● **WHAT NEEDS TO BE DONE**
Hunt for the word "stability" across the entries below, copying each line that holds it.

● **THE INPUT**
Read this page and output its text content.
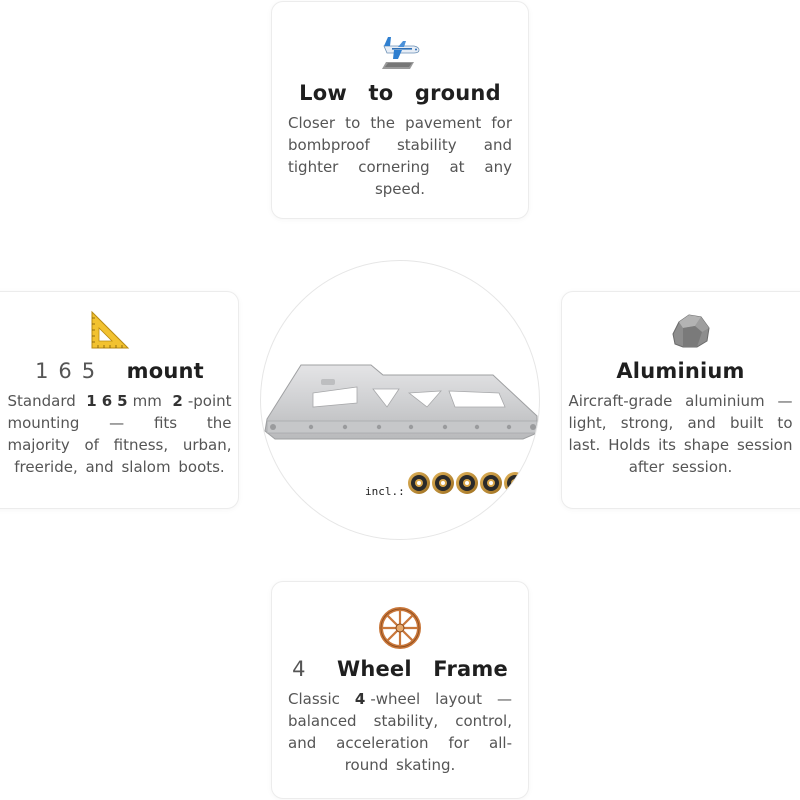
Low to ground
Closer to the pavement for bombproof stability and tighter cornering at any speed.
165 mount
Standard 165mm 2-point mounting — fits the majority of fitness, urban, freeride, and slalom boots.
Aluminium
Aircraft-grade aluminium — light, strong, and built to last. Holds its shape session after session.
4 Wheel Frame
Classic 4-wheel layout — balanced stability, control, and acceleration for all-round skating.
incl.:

● **ANSWER FOR THIS EXERCISE**
Closer to the pavement for bombproof stability and tighter cornering at any speed.
Classic 4-wheel layout — balanced stability, control, and acceleration for all-round skating.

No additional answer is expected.